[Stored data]
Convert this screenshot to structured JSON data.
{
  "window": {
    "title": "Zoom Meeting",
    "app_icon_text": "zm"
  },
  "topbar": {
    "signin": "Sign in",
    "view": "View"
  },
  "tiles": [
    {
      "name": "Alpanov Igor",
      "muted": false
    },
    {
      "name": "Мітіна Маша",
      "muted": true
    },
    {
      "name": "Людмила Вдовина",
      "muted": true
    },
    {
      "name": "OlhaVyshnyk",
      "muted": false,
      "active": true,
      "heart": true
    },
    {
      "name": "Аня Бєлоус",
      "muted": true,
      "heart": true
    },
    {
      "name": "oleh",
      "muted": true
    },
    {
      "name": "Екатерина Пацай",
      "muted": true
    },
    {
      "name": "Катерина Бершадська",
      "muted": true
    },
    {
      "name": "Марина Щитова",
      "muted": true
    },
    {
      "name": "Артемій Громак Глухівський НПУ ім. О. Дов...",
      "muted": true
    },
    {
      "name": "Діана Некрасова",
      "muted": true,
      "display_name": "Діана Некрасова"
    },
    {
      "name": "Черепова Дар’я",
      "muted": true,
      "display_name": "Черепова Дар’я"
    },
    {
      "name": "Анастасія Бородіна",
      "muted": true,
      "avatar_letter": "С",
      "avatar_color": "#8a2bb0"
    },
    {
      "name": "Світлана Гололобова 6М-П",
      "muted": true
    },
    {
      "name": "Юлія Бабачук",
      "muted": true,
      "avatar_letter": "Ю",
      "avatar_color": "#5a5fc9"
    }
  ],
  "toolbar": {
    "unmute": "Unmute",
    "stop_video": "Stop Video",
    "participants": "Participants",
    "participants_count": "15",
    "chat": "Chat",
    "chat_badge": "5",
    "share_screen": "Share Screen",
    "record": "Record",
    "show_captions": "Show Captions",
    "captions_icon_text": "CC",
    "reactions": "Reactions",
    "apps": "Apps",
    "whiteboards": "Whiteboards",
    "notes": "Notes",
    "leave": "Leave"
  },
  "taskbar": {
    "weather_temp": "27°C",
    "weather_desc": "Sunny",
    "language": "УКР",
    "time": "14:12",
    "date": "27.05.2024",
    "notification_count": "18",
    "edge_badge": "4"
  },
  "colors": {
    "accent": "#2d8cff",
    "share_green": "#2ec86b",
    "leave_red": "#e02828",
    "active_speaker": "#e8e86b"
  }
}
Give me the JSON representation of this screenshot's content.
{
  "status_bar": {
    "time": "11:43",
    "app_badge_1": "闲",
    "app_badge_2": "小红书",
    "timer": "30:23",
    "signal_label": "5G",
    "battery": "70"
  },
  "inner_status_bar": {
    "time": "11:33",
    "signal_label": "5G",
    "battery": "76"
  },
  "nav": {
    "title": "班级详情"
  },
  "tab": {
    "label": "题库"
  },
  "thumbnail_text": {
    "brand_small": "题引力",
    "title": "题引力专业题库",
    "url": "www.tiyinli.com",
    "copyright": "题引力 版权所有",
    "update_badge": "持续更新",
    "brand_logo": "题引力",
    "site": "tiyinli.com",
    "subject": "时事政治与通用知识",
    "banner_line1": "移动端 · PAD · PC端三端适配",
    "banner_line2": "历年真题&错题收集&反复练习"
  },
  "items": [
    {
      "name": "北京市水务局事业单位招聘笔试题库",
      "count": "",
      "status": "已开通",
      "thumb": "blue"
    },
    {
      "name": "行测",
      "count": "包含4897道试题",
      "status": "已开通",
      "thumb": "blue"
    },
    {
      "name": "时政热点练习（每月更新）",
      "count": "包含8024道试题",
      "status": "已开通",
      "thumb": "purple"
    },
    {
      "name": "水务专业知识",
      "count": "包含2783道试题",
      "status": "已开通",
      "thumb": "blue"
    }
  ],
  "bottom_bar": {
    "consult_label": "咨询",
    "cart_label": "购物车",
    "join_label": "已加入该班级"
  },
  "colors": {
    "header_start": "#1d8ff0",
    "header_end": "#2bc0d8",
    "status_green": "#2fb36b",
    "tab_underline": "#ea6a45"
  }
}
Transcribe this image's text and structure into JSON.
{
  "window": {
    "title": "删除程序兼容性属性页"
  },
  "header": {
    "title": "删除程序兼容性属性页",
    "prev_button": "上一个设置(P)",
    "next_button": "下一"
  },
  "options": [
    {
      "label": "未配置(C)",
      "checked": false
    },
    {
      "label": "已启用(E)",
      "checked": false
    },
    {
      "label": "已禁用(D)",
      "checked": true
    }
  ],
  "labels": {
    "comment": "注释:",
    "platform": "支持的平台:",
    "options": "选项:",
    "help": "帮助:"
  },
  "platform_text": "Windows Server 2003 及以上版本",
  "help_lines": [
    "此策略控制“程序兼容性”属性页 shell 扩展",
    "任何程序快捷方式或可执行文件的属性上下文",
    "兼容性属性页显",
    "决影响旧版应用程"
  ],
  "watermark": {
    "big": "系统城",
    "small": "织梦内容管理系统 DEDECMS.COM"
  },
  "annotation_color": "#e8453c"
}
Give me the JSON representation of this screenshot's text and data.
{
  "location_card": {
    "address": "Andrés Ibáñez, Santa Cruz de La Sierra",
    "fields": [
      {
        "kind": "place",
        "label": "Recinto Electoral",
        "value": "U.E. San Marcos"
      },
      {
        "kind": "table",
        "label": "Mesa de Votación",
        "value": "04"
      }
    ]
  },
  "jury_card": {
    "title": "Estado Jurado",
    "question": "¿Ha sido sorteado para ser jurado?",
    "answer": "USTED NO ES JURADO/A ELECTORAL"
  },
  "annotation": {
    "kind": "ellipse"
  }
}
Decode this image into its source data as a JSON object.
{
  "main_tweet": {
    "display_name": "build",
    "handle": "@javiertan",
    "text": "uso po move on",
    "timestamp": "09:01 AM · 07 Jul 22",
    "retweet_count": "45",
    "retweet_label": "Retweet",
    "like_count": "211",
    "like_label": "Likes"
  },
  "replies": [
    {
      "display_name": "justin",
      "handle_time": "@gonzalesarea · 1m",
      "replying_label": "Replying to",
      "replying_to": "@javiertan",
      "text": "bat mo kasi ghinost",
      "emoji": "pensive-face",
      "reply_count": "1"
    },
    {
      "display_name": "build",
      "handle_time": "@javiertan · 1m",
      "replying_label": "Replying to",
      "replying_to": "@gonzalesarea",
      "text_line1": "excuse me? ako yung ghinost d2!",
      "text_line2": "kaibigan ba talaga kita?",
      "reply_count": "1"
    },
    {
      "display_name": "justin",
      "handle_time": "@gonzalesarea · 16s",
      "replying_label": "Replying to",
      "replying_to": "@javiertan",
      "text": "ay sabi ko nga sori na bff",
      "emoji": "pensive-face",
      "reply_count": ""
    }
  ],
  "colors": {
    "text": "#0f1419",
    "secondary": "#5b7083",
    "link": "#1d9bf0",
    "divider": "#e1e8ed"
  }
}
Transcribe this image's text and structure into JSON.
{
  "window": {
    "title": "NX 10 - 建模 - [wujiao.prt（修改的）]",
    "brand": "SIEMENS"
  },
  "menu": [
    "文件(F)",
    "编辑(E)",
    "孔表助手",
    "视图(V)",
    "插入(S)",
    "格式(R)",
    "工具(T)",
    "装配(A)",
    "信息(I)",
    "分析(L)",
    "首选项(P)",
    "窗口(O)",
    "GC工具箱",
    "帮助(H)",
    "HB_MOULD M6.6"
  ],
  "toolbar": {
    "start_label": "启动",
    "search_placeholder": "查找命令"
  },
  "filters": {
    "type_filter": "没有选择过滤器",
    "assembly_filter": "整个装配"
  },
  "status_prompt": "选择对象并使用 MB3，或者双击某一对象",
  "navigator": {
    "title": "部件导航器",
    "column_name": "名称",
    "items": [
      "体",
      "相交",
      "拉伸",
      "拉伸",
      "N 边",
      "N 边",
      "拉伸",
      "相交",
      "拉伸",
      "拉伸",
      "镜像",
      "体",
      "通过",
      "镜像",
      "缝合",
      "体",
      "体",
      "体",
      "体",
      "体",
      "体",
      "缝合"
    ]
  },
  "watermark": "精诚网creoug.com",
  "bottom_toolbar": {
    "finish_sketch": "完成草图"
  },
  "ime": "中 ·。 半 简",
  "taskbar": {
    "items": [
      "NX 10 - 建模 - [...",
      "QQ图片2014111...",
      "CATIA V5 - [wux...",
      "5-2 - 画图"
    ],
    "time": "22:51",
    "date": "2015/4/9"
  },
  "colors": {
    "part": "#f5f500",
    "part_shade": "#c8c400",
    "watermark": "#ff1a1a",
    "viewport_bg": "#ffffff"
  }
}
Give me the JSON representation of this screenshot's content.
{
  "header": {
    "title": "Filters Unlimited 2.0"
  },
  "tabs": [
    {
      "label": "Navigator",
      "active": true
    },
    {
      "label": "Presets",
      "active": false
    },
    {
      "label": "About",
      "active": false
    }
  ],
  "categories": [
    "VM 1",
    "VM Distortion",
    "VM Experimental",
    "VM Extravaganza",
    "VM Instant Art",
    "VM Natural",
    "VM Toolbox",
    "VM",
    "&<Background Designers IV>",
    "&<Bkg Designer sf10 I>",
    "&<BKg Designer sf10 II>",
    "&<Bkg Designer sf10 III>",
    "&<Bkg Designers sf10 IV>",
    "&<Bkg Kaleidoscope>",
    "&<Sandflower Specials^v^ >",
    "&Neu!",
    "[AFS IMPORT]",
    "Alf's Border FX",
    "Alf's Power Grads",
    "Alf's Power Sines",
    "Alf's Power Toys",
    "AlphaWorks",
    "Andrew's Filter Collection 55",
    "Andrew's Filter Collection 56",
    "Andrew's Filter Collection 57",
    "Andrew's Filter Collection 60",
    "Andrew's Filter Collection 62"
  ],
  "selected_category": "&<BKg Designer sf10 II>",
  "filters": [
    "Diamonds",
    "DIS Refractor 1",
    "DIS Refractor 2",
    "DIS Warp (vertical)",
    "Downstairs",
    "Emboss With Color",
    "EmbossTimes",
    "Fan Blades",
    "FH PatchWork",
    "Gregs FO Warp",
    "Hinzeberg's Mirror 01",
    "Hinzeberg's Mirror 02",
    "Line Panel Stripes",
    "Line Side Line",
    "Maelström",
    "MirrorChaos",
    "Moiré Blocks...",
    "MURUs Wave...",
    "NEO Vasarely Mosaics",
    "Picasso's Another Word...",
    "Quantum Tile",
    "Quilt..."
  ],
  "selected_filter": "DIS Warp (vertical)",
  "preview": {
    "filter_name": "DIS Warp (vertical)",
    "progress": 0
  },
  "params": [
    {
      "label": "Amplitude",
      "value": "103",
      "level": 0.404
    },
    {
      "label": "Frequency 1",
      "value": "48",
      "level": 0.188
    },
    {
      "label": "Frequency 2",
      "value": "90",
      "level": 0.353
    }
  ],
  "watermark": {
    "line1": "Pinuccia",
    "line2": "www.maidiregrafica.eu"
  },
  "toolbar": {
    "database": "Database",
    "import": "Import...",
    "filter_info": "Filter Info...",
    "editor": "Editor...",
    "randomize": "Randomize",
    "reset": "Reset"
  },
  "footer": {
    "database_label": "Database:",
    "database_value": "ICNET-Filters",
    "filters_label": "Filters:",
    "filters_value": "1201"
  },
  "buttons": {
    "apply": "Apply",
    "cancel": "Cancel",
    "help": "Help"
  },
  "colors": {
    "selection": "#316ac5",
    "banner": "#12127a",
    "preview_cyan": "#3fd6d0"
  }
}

→ **Objective**
Gather each line from the listing above that holds "this".

→ **Task result**
Convert this screenshot to structured JSON data.
Give me the JSON representation of this screenshot's content.
Transcribe this image's text and structure into JSON.
Give me the JSON representation of this screenshot's text and data.
Decode this image into its source data as a JSON object.
Transcribe this image's text and structure into JSON.
Give me the JSON representation of this screenshot's content.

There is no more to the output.